* WHAT IS REQUIRED:
Search the material below for the string "прибора" and list each line that holds it.
────────────────────────────────────────
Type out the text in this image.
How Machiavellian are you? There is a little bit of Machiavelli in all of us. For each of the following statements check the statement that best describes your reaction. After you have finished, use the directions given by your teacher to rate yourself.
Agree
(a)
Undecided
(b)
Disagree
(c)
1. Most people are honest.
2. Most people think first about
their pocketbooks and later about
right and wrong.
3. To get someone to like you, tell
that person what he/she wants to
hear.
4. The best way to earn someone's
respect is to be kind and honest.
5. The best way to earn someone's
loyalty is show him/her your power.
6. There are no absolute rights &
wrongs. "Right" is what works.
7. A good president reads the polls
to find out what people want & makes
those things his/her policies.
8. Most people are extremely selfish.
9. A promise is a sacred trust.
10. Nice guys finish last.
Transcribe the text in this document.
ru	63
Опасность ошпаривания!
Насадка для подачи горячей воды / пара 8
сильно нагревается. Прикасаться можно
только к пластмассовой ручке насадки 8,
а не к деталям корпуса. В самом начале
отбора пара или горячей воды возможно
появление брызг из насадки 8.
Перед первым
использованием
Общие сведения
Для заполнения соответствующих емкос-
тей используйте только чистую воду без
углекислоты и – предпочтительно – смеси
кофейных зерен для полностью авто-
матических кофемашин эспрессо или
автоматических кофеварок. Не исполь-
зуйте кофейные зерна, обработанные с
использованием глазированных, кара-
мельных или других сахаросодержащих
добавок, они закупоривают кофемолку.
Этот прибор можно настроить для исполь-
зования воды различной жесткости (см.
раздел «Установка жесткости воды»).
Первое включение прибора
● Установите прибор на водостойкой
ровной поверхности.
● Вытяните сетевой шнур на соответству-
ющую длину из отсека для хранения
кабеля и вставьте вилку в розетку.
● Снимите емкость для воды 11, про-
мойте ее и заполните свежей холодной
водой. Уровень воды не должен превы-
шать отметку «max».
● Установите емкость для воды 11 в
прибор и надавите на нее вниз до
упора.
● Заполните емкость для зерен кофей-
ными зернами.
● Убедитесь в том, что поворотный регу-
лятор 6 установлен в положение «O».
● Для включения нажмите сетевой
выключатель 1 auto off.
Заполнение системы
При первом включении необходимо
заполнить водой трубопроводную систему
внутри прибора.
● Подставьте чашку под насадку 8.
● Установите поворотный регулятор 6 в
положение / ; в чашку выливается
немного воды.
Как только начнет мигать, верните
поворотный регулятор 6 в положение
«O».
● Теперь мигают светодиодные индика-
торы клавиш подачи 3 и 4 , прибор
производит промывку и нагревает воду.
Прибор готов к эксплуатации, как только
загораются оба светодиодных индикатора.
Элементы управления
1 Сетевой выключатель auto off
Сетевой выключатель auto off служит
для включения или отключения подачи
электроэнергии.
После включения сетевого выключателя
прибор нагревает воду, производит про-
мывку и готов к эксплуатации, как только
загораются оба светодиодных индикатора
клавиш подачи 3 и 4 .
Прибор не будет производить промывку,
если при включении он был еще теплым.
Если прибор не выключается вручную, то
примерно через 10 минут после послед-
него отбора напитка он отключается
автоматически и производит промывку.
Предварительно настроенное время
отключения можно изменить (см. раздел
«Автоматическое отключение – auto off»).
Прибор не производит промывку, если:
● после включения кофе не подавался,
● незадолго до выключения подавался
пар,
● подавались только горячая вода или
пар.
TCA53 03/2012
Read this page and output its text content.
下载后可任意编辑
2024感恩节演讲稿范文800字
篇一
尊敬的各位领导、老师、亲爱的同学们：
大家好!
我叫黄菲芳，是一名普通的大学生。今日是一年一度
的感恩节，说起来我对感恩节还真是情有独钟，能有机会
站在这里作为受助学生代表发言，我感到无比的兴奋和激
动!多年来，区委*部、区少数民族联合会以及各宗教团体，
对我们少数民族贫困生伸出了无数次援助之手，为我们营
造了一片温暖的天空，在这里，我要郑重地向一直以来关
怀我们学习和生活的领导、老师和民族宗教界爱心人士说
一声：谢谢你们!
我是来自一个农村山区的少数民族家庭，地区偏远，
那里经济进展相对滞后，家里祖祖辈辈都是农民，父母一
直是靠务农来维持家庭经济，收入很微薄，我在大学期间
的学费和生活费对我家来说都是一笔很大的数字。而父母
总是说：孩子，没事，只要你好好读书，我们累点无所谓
────────────────────────────────────────
* CORRECT RESPONSE:
Первое включение прибора
внутри прибора.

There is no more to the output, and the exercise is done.